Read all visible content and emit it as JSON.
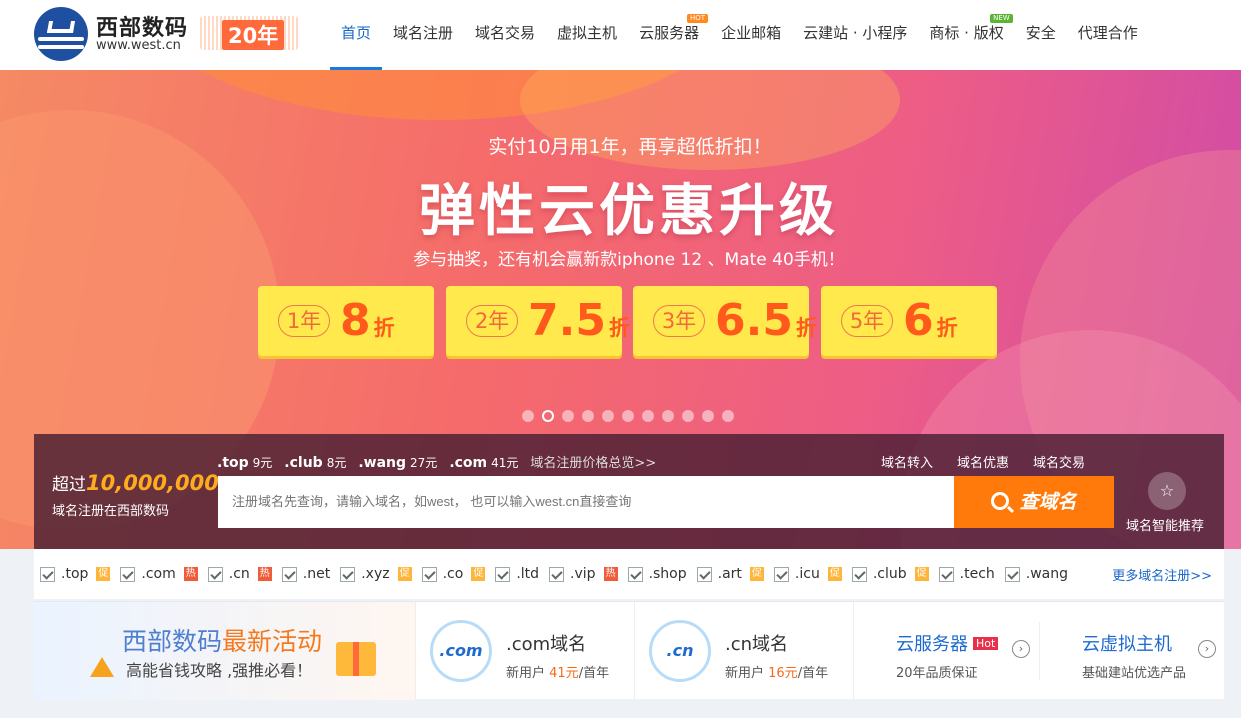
{
  "header": {
    "logo_name": "西部数码",
    "logo_url": "www.west.cn",
    "badge": "20年",
    "nav": [
      {
        "label": "首页",
        "active": true
      },
      {
        "label": "域名注册"
      },
      {
        "label": "域名交易"
      },
      {
        "label": "虚拟主机"
      },
      {
        "label": "云服务器",
        "tag": "HOT"
      },
      {
        "label": "企业邮箱"
      },
      {
        "label": "云建站 · 小程序"
      },
      {
        "label": "商标 · 版权",
        "tag": "NEW"
      },
      {
        "label": "安全"
      },
      {
        "label": "代理合作"
      }
    ]
  },
  "banner": {
    "subtitle": "实付10月用1年，再享超低折扣！",
    "title": "弹性云优惠升级",
    "desc": "参与抽奖，还有机会赢新款iphone 12 、Mate 40手机！",
    "coupons": [
      {
        "year": "1年",
        "rate": "8",
        "unit": "折"
      },
      {
        "year": "2年",
        "rate": "7.5",
        "unit": "折"
      },
      {
        "year": "3年",
        "rate": "6.5",
        "unit": "折"
      },
      {
        "year": "5年",
        "rate": "6",
        "unit": "折"
      }
    ],
    "slides_total": 11,
    "slide_active": 2
  },
  "search": {
    "over_prefix": "超过",
    "over_count": "10,000,000",
    "under": "域名注册在西部数码",
    "prices": [
      {
        "tld": ".top",
        "price": "9元"
      },
      {
        "tld": ".club",
        "price": "8元"
      },
      {
        "tld": ".wang",
        "price": "27元"
      },
      {
        "tld": ".com",
        "price": "41元"
      }
    ],
    "price_link": "域名注册价格总览>>",
    "links": [
      "域名转入",
      "域名优惠",
      "域名交易"
    ],
    "placeholder": "注册域名先查询，请输入域名，如west， 也可以输入west.cn直接查询",
    "button": "查域名",
    "ai_label": "域名智能推荐"
  },
  "tlds": [
    {
      "name": ".top",
      "tag": "促",
      "tagType": "cu"
    },
    {
      "name": ".com",
      "tag": "热",
      "tagType": "re"
    },
    {
      "name": ".cn",
      "tag": "热",
      "tagType": "re"
    },
    {
      "name": ".net"
    },
    {
      "name": ".xyz",
      "tag": "促",
      "tagType": "cu"
    },
    {
      "name": ".co",
      "tag": "促",
      "tagType": "cu"
    },
    {
      "name": ".ltd"
    },
    {
      "name": ".vip",
      "tag": "热",
      "tagType": "re"
    },
    {
      "name": ".shop"
    },
    {
      "name": ".art",
      "tag": "促",
      "tagType": "cu"
    },
    {
      "name": ".icu",
      "tag": "促",
      "tagType": "cu"
    },
    {
      "name": ".club",
      "tag": "促",
      "tagType": "cu"
    },
    {
      "name": ".tech"
    },
    {
      "name": ".wang"
    }
  ],
  "tld_more": "更多域名注册>>",
  "cards": {
    "activity": {
      "title_a": "西部数码",
      "title_b": "最新活动",
      "subtitle": "高能省钱攻略 ,强推必看！"
    },
    "com": {
      "icon": ".com",
      "name": ".com域名",
      "prefix": "新用户 ",
      "price": "41元",
      "suffix": "/首年"
    },
    "cn": {
      "icon": ".cn",
      "name": ".cn域名",
      "prefix": "新用户 ",
      "price": "16元",
      "suffix": "/首年"
    },
    "server": {
      "name": "云服务器",
      "hot": "Hot",
      "desc": "20年品质保证"
    },
    "vhost": {
      "name": "云虚拟主机",
      "desc": "基础建站优选产品"
    }
  },
  "colors": {
    "brand_blue": "#1e4fa0",
    "accent_orange": "#ff7a0a",
    "nav_active": "#1a66c9",
    "hot_red": "#e8304a"
  }
}
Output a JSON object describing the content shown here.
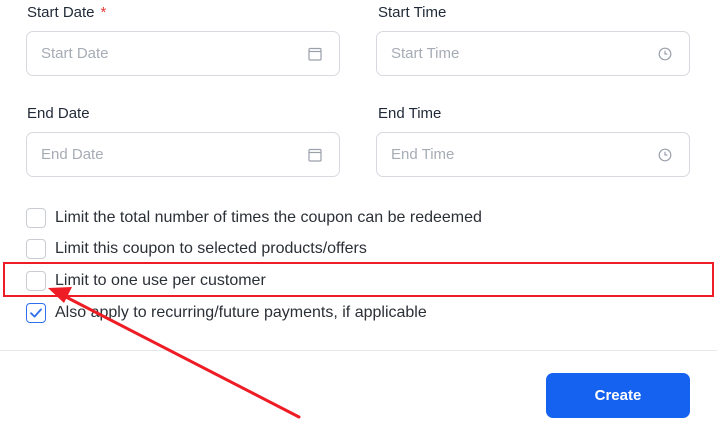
{
  "form": {
    "start_date": {
      "label": "Start Date",
      "required_mark": "*",
      "placeholder": "Start Date",
      "icon": "calendar-icon"
    },
    "start_time": {
      "label": "Start Time",
      "placeholder": "Start Time",
      "icon": "clock-icon"
    },
    "end_date": {
      "label": "End Date",
      "placeholder": "End Date",
      "icon": "calendar-icon"
    },
    "end_time": {
      "label": "End Time",
      "placeholder": "End Time",
      "icon": "clock-icon"
    }
  },
  "options": [
    {
      "label": "Limit the total number of times the coupon can be redeemed",
      "checked": false
    },
    {
      "label": "Limit this coupon to selected products/offers",
      "checked": false
    },
    {
      "label": "Limit to one use per customer",
      "checked": false
    },
    {
      "label": "Also apply to recurring/future payments, if applicable",
      "checked": true
    }
  ],
  "actions": {
    "create_label": "Create"
  },
  "annotation": {
    "color": "#ee1c24"
  },
  "colors": {
    "accent": "#1662f0",
    "checkbox_checked": "#2f6fed"
  }
}
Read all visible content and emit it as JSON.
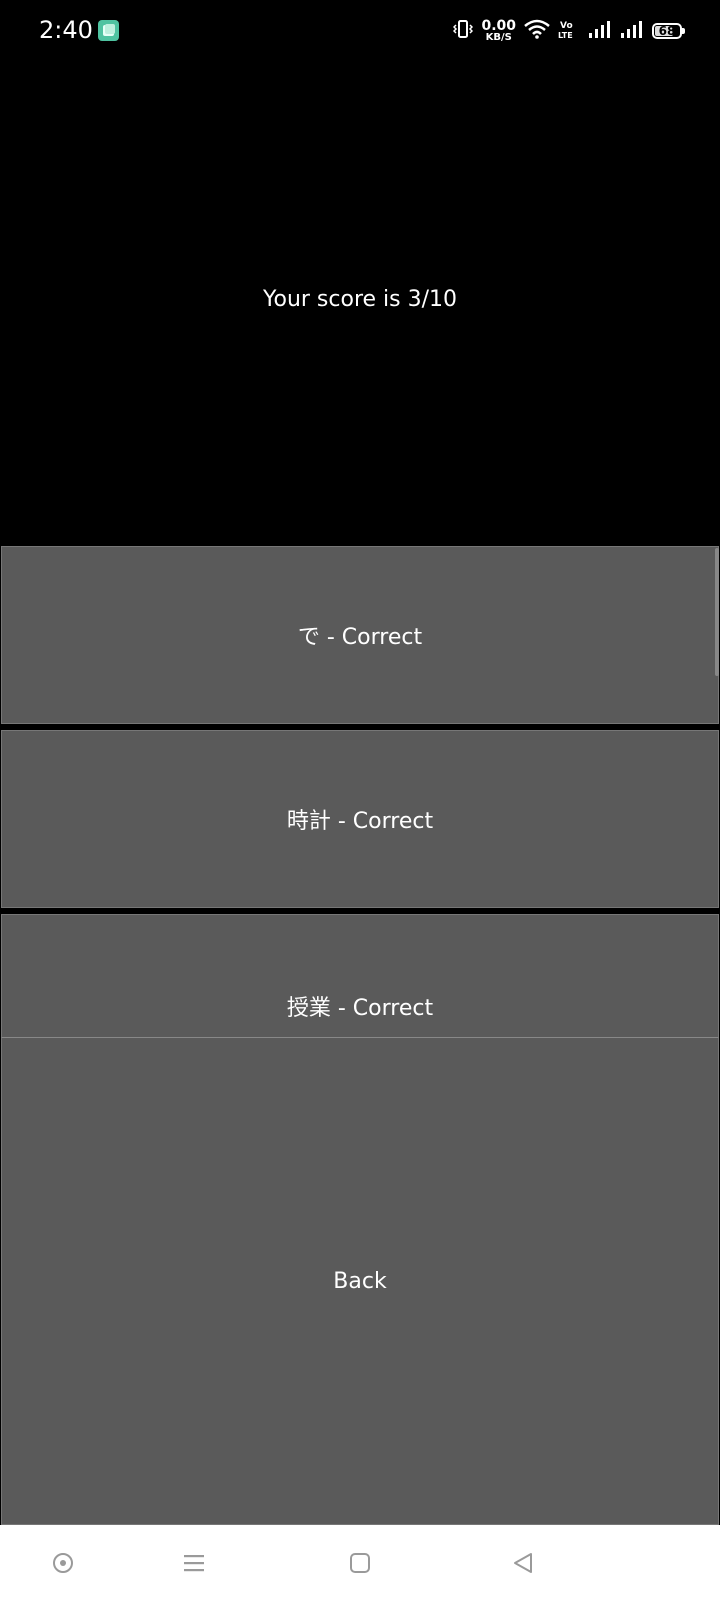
{
  "status_bar": {
    "time": "2:40",
    "net_speed_value": "0.00",
    "net_speed_unit": "KB/S",
    "battery_level": "68",
    "icons": [
      "app-notification-icon",
      "vibrate-icon",
      "wifi-icon",
      "volte-icon",
      "signal-icon",
      "signal-icon",
      "battery-icon"
    ]
  },
  "score": {
    "text": "Your score is 3/10"
  },
  "results": [
    {
      "label": "で - Correct"
    },
    {
      "label": "時計 - Correct"
    },
    {
      "label": "授業 - Correct"
    }
  ],
  "back_button": {
    "label": "Back"
  },
  "nav_bar": {
    "icons": [
      "assistant-icon",
      "menu-icon",
      "home-icon",
      "back-icon"
    ]
  },
  "colors": {
    "background": "#000000",
    "button": "#5a5a5a",
    "text": "#ffffff",
    "nav_bar": "#ffffff",
    "nav_icon": "#9a9a9a",
    "notification_accent": "#4fc3a1"
  }
}
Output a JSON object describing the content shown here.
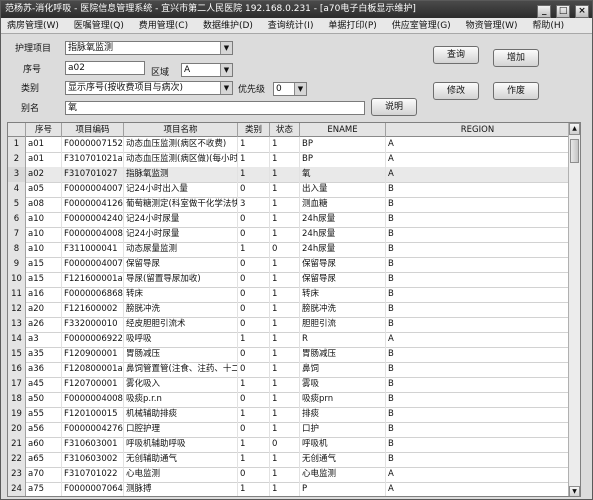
{
  "window": {
    "title": "范杨苏-消化呼吸 - 医院信息管理系统 - 宜兴市第二人民医院 192.168.0.231 - [a70电子白板显示维护]",
    "minimize": "_",
    "maximize": "□",
    "close": "×"
  },
  "menu": [
    {
      "label": "病房管理(W)"
    },
    {
      "label": "医嘱管理(Q)"
    },
    {
      "label": "费用管理(C)"
    },
    {
      "label": "数据维护(D)"
    },
    {
      "label": "查询统计(I)"
    },
    {
      "label": "单据打印(P)"
    },
    {
      "label": "供应室管理(G)"
    },
    {
      "label": "物资管理(W)"
    },
    {
      "label": "帮助(H)"
    }
  ],
  "form": {
    "nursing_item_label": "护理项目",
    "nursing_item_value": "指脉氧监测",
    "seq_label": "序号",
    "seq_value": "a02",
    "region_label": "区域",
    "region_value": "A",
    "category_label": "类别",
    "category_value": "显示序号(按收费项目与病次)",
    "priority_label": "优先级",
    "priority_value": "0",
    "alias_label": "别名",
    "alias_value": "氧",
    "query_button": "查询",
    "add_button": "增加",
    "modify_button": "修改",
    "void_button": "作废",
    "explain_button": "说明"
  },
  "grid": {
    "columns": [
      "序号",
      "项目编码",
      "项目名称",
      "类别",
      "状态",
      "ENAME",
      "REGION"
    ],
    "rows": [
      [
        "1",
        "a01",
        "F00000071520",
        "动态血压监测(病区不收费)",
        "1",
        "1",
        "BP",
        "A"
      ],
      [
        "2",
        "a01",
        "F310701021a",
        "动态血压监测(病区做)(每小时)",
        "1",
        "1",
        "BP",
        "A"
      ],
      [
        "3",
        "a02",
        "F310701027",
        "指脉氧监测",
        "1",
        "1",
        "氧",
        "A"
      ],
      [
        "4",
        "a05",
        "F00000040077",
        "记24小时出入量",
        "0",
        "1",
        "出入量",
        "B"
      ],
      [
        "5",
        "a08",
        "F00000041260",
        "葡萄糖测定(科室做干化学法快速)",
        "3",
        "1",
        "测血糖",
        "B"
      ],
      [
        "6",
        "a10",
        "F00000042405",
        "记24小时尿量",
        "0",
        "1",
        "24h尿量",
        "B"
      ],
      [
        "7",
        "a10",
        "F00000040083",
        "记24小时尿量",
        "0",
        "1",
        "24h尿量",
        "B"
      ],
      [
        "8",
        "a10",
        "F311000041",
        "动态尿量监测",
        "1",
        "0",
        "24h尿量",
        "B"
      ],
      [
        "9",
        "a15",
        "F00000040074",
        "保留导尿",
        "0",
        "1",
        "保留导尿",
        "B"
      ],
      [
        "10",
        "a15",
        "F121600001a",
        "导尿(留置导尿加收)",
        "0",
        "1",
        "保留导尿",
        "B"
      ],
      [
        "11",
        "a16",
        "F00000068680",
        "转床",
        "0",
        "1",
        "转床",
        "B"
      ],
      [
        "12",
        "a20",
        "F121600002",
        "膀胱冲洗",
        "0",
        "1",
        "膀胱冲洗",
        "B"
      ],
      [
        "13",
        "a26",
        "F332000010",
        "经皮胆胆引流术",
        "0",
        "1",
        "胆胆引流",
        "B"
      ],
      [
        "14",
        "a3",
        "F00000069220",
        "吸呼吸",
        "1",
        "1",
        "R",
        "A"
      ],
      [
        "15",
        "a35",
        "F120900001",
        "胃肠减压",
        "0",
        "1",
        "胃肠减压",
        "B"
      ],
      [
        "16",
        "a36",
        "F120800001a",
        "鼻饲管置管(注食、注药、十二指肠)",
        "0",
        "1",
        "鼻饲",
        "B"
      ],
      [
        "17",
        "a45",
        "F120700001",
        "雾化吸入",
        "1",
        "1",
        "雾吸",
        "B"
      ],
      [
        "18",
        "a50",
        "F00000040082",
        "吸痰p.r.n",
        "0",
        "1",
        "吸痰prn",
        "B"
      ],
      [
        "19",
        "a55",
        "F120100015",
        "机械辅助排痰",
        "1",
        "1",
        "排痰",
        "B"
      ],
      [
        "20",
        "a56",
        "F00000042762",
        "口腔护理",
        "0",
        "1",
        "口护",
        "B"
      ],
      [
        "21",
        "a60",
        "F310603001",
        "呼吸机辅助呼吸",
        "1",
        "0",
        "呼吸机",
        "B"
      ],
      [
        "22",
        "a65",
        "F310603002",
        "无创辅助通气",
        "1",
        "1",
        "无创通气",
        "B"
      ],
      [
        "23",
        "a70",
        "F310701022",
        "心电监测",
        "0",
        "1",
        "心电监测",
        "A"
      ],
      [
        "24",
        "a75",
        "F00000070640",
        "测脉搏",
        "1",
        "1",
        "P",
        "A"
      ]
    ]
  },
  "scrollbar": {
    "up": "▲",
    "down": "▼"
  }
}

==========

Scan the listing above. Collect all lines with the word "subtitle".

    "subtitle": "实付10月用1年，再享超低折扣！",
      "subtitle": "高能省钱攻略 ,强推必看！"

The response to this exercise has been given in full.